Exercise details: Provide the number of lines where the word "source" occurs, and no other text.

Data for this task:

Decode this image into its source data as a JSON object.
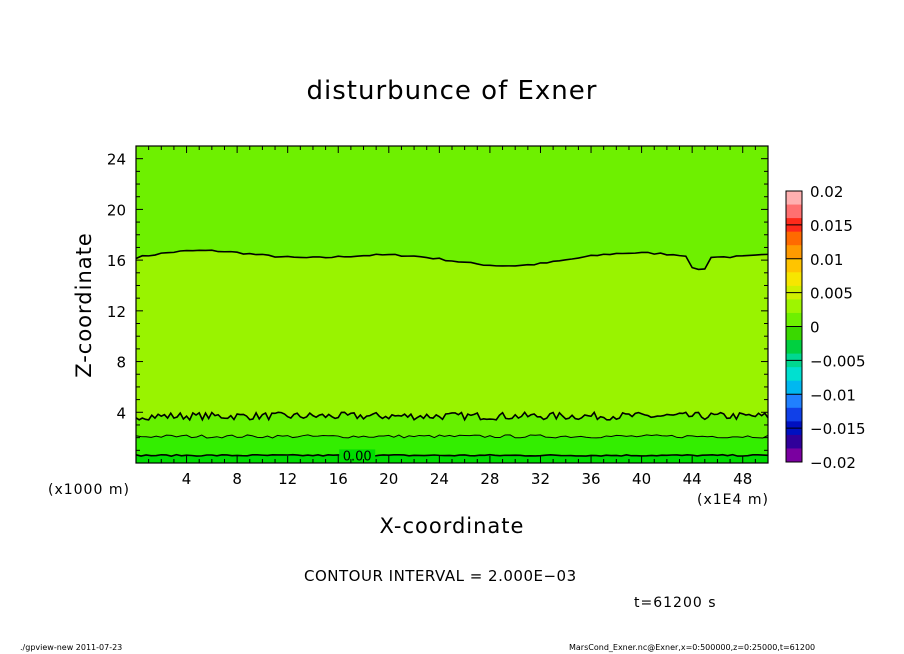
{
  "chart_data": {
    "type": "heatmap",
    "title": "disturbunce of Exner",
    "xlabel": "X-coordinate",
    "ylabel": "Z-coordinate",
    "x_unit": "(x1E4 m)",
    "y_unit": "(x1000 m)",
    "xlim": [
      0,
      50
    ],
    "ylim": [
      0,
      25
    ],
    "x_ticks": [
      4,
      8,
      12,
      16,
      20,
      24,
      28,
      32,
      36,
      40,
      44,
      48
    ],
    "y_ticks": [
      4,
      8,
      12,
      16,
      20,
      24
    ],
    "colorbar": {
      "levels": [
        0.02,
        0.015,
        0.01,
        0.005,
        0,
        -0.005,
        -0.01,
        -0.015,
        -0.02
      ],
      "tick_labels": [
        "0.02",
        "0.015",
        "0.01",
        "0.005",
        "0",
        "−0.005",
        "−0.01",
        "−0.015",
        "−0.02"
      ],
      "colors_top_to_bottom": [
        "#ffb0b0",
        "#ff7070",
        "#ff2a1a",
        "#ff6a00",
        "#ff9a00",
        "#ffc400",
        "#f7e600",
        "#d0f000",
        "#9ef500",
        "#6ef000",
        "#3ad800",
        "#00d040",
        "#00d890",
        "#00e0d0",
        "#00b8f0",
        "#2080ff",
        "#1040e8",
        "#0010c0",
        "#30009a",
        "#7a00a0"
      ]
    },
    "bands": [
      {
        "z_range": [
          0,
          0.6
        ],
        "color": "#00dd00"
      },
      {
        "z_range": [
          0.6,
          2.1
        ],
        "color": "#33ee00"
      },
      {
        "z_range": [
          2.1,
          3.7
        ],
        "color": "#66f000"
      },
      {
        "z_range": [
          3.7,
          16.2
        ],
        "color": "#99f300"
      },
      {
        "z_range": [
          16.2,
          25
        ],
        "color": "#6ef000"
      }
    ],
    "contours": [
      {
        "level": "0.006",
        "z": 16.2
      },
      {
        "level": "0.004",
        "z": 3.7
      },
      {
        "level": "0.002",
        "z": 2.1
      },
      {
        "level": "0.000",
        "z": 0.6,
        "label": "0.00"
      }
    ],
    "annotations": {
      "contour_interval": "CONTOUR INTERVAL = 2.000E−03",
      "time": "t=61200 s",
      "program": "./gpview-new   2011-07-23",
      "source": "MarsCond_Exner.nc@Exner,x=0:500000,z=0:25000,t=61200"
    }
  }
}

Response below: 2